### What you need to do
Only lines holding the word "xlabel" should be copied from the material.

begin The data

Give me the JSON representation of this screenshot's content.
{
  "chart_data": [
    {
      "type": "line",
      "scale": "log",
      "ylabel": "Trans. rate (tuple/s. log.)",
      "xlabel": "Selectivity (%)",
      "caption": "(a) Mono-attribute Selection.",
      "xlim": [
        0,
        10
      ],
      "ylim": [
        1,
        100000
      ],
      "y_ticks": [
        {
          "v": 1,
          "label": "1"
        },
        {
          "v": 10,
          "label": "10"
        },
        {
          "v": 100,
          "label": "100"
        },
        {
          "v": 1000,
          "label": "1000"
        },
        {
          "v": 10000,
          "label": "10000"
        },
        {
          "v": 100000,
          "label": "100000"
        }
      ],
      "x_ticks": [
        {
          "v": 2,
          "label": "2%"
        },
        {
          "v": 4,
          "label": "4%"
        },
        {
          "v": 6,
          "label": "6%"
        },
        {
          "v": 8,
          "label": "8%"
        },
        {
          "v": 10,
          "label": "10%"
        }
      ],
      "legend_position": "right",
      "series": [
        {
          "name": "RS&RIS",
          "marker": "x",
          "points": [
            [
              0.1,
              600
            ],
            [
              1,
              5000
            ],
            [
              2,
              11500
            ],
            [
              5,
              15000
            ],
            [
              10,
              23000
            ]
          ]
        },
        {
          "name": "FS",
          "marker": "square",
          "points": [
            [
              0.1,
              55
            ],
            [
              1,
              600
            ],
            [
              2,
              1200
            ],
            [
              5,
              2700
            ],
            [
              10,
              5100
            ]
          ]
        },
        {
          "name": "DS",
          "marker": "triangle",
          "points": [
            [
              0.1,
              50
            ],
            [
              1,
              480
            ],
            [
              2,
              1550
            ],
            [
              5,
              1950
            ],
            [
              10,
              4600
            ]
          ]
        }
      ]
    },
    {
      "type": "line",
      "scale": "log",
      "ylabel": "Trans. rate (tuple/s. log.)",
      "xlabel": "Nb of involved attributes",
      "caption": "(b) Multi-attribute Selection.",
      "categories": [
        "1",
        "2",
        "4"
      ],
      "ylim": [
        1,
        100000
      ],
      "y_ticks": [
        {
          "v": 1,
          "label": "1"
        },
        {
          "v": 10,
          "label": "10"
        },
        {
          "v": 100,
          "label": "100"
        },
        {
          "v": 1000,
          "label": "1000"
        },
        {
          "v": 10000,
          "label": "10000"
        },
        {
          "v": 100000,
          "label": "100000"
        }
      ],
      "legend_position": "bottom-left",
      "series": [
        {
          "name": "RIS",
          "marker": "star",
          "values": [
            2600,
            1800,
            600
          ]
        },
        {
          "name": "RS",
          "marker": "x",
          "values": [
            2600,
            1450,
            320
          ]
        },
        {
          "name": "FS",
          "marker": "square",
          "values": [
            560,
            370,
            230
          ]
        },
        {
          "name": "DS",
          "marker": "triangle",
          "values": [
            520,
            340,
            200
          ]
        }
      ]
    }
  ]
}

end The data

### Full output
      "xlabel": "Selectivity (%)",
      "xlabel": "Nb of involved attributes",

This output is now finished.